_Description of the task:_ Pick every line from the data that holds the word "Woods".
----
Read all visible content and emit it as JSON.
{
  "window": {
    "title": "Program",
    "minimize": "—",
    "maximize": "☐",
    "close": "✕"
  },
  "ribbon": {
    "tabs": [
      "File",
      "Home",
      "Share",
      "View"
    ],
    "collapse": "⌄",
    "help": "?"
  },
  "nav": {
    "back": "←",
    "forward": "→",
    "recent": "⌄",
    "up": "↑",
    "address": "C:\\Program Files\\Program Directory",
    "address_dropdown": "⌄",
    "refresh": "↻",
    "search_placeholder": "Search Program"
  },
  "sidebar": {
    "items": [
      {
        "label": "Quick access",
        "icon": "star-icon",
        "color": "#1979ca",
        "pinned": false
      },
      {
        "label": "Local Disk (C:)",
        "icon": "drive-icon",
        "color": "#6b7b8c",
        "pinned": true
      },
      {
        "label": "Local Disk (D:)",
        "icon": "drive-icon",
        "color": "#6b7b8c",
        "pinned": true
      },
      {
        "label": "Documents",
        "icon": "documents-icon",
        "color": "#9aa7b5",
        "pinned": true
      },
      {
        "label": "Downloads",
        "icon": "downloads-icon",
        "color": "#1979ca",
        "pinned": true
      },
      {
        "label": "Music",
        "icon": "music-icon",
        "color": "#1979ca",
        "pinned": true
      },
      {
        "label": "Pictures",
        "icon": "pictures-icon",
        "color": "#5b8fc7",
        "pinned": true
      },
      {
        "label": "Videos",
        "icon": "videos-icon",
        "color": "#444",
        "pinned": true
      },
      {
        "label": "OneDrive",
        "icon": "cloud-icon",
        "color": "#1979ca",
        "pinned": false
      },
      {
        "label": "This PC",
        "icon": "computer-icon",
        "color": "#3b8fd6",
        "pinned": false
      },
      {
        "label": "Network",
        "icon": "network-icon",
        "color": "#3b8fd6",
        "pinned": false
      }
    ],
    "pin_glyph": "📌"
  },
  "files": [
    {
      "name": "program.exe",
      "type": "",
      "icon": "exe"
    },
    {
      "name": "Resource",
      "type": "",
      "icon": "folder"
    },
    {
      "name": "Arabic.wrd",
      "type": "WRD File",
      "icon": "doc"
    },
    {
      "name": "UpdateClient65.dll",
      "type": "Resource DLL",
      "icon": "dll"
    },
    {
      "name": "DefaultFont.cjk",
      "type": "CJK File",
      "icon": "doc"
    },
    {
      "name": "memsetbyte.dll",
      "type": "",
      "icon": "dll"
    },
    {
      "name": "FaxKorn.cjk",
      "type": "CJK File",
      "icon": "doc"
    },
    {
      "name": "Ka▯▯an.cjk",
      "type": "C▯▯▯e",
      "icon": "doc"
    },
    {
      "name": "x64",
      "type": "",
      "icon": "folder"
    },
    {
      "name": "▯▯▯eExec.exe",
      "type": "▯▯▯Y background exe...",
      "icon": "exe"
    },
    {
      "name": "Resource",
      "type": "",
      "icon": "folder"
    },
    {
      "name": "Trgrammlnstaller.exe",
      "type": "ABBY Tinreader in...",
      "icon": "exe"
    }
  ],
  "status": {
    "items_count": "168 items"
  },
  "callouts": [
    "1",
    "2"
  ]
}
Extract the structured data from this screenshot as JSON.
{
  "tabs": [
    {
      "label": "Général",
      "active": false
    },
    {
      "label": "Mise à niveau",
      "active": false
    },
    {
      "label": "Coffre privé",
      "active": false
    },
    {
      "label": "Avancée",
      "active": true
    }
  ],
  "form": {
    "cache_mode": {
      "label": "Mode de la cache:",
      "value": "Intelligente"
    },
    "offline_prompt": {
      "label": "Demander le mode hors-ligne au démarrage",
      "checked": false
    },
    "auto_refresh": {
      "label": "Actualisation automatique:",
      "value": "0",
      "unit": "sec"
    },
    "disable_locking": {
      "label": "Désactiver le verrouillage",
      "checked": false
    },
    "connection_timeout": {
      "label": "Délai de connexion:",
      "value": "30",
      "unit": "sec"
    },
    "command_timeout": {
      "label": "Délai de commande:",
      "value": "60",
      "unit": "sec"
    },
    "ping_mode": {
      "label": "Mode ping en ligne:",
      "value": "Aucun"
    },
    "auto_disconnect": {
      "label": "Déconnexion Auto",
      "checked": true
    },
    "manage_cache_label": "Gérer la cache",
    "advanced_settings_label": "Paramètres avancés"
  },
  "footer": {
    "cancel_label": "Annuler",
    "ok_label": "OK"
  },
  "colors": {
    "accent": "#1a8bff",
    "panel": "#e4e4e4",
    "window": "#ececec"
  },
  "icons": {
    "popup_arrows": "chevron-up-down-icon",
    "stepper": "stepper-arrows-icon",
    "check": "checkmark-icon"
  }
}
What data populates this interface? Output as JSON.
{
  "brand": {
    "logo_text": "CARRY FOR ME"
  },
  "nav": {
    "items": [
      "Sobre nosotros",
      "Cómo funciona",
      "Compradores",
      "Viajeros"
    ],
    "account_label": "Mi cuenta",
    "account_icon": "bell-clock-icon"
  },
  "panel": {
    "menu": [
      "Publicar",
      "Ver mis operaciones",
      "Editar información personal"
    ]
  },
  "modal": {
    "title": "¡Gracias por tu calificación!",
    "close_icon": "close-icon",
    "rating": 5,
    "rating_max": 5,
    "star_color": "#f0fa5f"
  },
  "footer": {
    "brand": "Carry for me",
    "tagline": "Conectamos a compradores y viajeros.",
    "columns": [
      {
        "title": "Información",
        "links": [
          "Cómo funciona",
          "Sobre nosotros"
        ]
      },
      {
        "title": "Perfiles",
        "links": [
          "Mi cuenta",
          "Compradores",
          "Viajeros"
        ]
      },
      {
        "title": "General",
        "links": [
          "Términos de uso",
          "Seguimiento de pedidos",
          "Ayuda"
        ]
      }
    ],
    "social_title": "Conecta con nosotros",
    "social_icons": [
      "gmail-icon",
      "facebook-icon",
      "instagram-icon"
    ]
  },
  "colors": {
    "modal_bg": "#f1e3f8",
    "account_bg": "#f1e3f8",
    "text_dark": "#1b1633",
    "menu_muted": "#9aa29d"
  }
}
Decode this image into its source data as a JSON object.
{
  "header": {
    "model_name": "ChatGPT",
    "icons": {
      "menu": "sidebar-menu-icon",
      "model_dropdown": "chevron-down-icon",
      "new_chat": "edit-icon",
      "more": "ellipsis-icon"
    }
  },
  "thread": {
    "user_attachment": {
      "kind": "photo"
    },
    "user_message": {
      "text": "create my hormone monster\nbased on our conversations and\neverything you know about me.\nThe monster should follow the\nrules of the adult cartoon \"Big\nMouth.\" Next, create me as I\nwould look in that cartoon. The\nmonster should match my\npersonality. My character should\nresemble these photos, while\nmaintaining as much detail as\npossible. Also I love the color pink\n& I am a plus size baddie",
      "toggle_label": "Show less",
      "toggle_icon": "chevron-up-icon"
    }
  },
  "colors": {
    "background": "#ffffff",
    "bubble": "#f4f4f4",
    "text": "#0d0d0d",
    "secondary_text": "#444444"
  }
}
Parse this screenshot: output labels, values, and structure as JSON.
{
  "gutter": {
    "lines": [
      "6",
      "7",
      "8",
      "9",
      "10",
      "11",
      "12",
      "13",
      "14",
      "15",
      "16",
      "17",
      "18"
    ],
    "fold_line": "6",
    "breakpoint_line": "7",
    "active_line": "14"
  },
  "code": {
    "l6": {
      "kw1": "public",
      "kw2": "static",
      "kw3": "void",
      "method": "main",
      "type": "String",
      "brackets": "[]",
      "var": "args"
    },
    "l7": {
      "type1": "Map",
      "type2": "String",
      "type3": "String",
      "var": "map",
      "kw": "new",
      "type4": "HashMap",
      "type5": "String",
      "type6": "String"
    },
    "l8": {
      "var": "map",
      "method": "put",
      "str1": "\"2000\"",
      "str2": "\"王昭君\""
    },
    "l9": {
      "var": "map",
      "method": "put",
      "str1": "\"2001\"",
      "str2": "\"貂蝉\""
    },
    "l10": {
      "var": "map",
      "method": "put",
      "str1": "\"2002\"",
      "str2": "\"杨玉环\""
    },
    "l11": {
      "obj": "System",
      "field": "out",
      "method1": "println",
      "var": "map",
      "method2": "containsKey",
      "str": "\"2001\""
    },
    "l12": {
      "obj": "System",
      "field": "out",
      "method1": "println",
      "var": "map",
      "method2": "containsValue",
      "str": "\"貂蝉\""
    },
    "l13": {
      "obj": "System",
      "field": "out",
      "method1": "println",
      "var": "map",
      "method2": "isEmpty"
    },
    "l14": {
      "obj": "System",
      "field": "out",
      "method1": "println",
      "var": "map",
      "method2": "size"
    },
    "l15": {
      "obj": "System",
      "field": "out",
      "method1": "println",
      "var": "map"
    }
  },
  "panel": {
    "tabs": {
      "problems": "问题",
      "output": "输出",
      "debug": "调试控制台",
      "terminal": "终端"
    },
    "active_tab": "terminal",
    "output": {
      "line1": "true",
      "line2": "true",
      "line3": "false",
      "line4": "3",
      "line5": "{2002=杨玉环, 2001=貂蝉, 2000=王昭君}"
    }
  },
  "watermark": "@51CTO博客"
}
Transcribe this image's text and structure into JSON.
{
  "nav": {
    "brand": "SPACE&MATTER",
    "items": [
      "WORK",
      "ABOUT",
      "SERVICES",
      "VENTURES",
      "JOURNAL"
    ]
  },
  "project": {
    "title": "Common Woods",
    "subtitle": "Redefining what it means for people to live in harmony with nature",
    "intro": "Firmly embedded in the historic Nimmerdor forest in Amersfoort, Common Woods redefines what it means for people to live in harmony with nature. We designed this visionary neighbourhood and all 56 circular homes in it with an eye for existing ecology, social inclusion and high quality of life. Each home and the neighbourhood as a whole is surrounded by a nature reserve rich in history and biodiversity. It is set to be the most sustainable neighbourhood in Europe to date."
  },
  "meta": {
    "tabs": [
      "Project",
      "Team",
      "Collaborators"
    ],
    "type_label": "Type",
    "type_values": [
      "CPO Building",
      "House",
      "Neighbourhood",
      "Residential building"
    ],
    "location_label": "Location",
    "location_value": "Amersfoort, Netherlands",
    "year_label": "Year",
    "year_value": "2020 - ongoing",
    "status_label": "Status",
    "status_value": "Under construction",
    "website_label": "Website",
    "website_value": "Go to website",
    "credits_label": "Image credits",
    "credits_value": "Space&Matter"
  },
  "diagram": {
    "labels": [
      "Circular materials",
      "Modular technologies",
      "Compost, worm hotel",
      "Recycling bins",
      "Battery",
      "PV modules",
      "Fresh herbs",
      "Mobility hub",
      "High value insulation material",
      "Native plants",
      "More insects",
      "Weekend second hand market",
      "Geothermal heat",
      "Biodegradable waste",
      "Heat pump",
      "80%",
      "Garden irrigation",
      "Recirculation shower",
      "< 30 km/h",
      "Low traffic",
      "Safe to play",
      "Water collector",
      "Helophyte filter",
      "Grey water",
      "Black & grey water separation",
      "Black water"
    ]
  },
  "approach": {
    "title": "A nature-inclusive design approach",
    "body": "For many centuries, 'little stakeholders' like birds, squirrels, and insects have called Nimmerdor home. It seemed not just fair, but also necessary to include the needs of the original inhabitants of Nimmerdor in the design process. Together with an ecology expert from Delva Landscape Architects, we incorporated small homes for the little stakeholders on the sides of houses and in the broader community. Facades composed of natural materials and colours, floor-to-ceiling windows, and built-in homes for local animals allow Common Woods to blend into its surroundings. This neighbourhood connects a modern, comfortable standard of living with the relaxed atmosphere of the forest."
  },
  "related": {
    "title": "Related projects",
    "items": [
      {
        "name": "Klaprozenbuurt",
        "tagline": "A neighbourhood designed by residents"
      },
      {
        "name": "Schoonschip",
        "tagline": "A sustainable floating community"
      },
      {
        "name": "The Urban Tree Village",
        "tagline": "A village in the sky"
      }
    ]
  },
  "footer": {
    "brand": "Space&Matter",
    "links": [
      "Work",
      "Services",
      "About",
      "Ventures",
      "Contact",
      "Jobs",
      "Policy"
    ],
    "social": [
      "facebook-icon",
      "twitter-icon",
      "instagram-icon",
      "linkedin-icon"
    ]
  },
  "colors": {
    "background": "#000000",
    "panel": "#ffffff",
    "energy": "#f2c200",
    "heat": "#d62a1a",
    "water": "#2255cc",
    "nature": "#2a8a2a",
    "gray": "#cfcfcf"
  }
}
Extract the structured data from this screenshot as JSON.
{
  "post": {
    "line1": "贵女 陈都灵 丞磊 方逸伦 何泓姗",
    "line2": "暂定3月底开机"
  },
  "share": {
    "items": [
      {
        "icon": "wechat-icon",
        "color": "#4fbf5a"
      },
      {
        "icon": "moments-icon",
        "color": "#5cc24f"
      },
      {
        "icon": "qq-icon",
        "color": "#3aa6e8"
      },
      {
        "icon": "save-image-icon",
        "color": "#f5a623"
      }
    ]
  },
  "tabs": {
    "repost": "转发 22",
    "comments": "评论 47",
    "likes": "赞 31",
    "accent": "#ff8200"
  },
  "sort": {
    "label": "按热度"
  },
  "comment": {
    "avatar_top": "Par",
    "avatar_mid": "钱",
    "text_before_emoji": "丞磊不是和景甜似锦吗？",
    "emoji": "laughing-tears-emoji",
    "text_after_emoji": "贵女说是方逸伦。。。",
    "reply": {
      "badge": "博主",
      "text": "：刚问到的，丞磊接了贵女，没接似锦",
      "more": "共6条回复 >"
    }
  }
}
----
_Completed task:_
    "title": "Common Woods",
    "intro": "Firmly embedded in the historic Nimmerdor forest in Amersfoort, Common Woods redefines what it means for people to live in harmony with nature. We designed this visionary neighbourhood and all 56 circular homes in it with an eye for existing ecology, social inclusion and high quality of life. Each home and the neighbourhood as a whole is surrounded by a nature reserve rich in history and biodiversity. It is set to be the most sustainable neighbourhood in Europe to date."
    "body": "For many centuries, 'little stakeholders' like birds, squirrels, and insects have called Nimmerdor home. It seemed not just fair, but also necessary to include the needs of the original inhabitants of Nimmerdor in the design process. Together with an ecology expert from Delva Landscape Architects, we incorporated small homes for the little stakeholders on the sides of houses and in the broader community. Facades composed of natural materials and colours, floor-to-ceiling windows, and built-in homes for local animals allow Common Woods to blend into its surroundings. This neighbourhood connects a modern, comfortable standard of living with the relaxed atmosphere of the forest."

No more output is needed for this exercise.